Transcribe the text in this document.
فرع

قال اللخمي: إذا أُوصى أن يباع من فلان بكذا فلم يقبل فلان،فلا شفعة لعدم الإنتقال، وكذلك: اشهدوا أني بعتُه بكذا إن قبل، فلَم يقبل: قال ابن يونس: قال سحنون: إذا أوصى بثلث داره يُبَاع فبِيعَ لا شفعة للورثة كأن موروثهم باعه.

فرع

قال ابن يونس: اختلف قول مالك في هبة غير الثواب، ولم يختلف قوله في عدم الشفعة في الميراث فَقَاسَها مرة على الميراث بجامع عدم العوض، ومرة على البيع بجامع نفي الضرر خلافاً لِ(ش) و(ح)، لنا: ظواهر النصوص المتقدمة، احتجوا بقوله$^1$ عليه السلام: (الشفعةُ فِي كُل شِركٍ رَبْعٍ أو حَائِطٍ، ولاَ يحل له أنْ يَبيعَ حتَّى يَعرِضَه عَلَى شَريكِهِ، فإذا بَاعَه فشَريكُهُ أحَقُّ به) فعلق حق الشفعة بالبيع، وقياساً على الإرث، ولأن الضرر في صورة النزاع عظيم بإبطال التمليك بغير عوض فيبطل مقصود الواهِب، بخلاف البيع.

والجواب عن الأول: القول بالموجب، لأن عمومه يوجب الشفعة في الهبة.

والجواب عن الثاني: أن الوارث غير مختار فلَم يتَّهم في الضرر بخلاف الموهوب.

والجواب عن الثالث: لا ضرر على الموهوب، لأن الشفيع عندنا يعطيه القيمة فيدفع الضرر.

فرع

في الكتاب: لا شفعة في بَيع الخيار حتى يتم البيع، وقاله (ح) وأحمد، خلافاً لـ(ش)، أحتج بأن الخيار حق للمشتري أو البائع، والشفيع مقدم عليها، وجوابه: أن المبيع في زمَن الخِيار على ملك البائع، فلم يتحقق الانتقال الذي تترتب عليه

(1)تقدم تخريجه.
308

══════

From the entries above, pull out each line that includes "الشفعة".

قال ابن يونس: اختلف قول مالك في هبة غير الثواب، ولم يختلف قوله في عدم الشفعة في الميراث فَقَاسَها مرة على الميراث بجامع عدم العوض، ومرة على البيع بجامع نفي الضرر خلافاً لِ(ش) و(ح)، لنا: ظواهر النصوص المتقدمة، احتجوا بقوله$^1$ عليه السلام: (الشفعةُ فِي كُل شِركٍ رَبْعٍ أو حَائِطٍ، ولاَ يحل له أنْ يَبيعَ حتَّى يَعرِضَه عَلَى شَريكِهِ، فإذا بَاعَه فشَريكُهُ أحَقُّ به) فعلق حق الشفعة بالبيع، وقياساً على الإرث، ولأن الضرر في صورة النزاع عظيم بإبطال التمليك بغير عوض فيبطل مقصود الواهِب، بخلاف البيع.
والجواب عن الأول: القول بالموجب، لأن عمومه يوجب الشفعة في الهبة.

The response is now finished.